[Data records]
****

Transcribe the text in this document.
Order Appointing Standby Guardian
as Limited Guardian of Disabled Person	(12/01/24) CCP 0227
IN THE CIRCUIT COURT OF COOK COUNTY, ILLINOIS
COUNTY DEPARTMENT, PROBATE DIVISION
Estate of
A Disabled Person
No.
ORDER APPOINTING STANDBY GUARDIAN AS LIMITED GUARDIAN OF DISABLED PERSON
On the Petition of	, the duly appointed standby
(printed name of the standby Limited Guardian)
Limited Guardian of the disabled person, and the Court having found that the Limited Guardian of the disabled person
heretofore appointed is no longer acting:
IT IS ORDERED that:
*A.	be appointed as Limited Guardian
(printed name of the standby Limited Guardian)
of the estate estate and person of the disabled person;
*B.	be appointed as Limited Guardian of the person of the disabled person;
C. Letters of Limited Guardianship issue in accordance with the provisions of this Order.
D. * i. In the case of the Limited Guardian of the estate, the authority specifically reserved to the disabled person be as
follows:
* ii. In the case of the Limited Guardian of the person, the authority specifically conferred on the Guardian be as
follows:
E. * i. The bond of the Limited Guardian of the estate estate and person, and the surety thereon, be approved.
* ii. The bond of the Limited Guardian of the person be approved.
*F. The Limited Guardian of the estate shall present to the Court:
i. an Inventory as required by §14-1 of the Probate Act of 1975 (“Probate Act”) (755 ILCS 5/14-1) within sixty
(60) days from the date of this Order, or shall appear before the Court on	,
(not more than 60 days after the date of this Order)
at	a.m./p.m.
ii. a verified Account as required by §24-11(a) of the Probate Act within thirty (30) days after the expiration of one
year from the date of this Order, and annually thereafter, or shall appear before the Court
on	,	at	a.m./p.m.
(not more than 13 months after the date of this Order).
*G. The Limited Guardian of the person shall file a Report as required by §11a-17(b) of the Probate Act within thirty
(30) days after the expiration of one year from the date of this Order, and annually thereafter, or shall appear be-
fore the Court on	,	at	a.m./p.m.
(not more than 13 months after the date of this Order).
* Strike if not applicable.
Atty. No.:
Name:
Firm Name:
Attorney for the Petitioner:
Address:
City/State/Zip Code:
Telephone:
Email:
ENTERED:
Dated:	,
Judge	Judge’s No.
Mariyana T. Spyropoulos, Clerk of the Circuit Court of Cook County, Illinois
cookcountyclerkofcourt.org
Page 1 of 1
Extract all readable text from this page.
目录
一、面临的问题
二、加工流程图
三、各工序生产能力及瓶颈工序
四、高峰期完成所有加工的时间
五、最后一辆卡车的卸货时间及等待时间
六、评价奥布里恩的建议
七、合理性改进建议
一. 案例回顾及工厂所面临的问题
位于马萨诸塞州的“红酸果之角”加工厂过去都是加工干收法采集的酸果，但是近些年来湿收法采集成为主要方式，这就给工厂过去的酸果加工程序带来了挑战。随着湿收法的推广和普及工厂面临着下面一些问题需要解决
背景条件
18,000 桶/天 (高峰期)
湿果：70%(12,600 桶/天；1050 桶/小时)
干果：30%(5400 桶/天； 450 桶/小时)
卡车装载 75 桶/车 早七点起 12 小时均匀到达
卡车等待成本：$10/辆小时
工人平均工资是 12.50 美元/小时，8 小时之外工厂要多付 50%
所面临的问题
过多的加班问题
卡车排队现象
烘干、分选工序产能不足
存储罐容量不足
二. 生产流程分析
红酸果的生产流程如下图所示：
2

****

Objective. In the listing above, find the line containing "Extract all readable text from this page." and please quote exactly that line through the last one, and no other lines.

Answer in full.
Extract all readable text from this page.
目录
一、面临的问题
二、加工流程图
三、各工序生产能力及瓶颈工序
四、高峰期完成所有加工的时间
五、最后一辆卡车的卸货时间及等待时间
六、评价奥布里恩的建议
七、合理性改进建议
一. 案例回顾及工厂所面临的问题
位于马萨诸塞州的“红酸果之角”加工厂过去都是加工干收法采集的酸果，但是近些年来湿收法采集成为主要方式，这就给工厂过去的酸果加工程序带来了挑战。随着湿收法的推广和普及工厂面临着下面一些问题需要解决
背景条件
18,000 桶/天 (高峰期)
湿果：70%(12,600 桶/天；1050 桶/小时)
干果：30%(5400 桶/天； 450 桶/小时)
卡车装载 75 桶/车 早七点起 12 小时均匀到达
卡车等待成本：$10/辆小时
工人平均工资是 12.50 美元/小时，8 小时之外工厂要多付 50%
所面临的问题
过多的加班问题
卡车排队现象
烘干、分选工序产能不足
存储罐容量不足
二. 生产流程分析
红酸果的生产流程如下图所示：
2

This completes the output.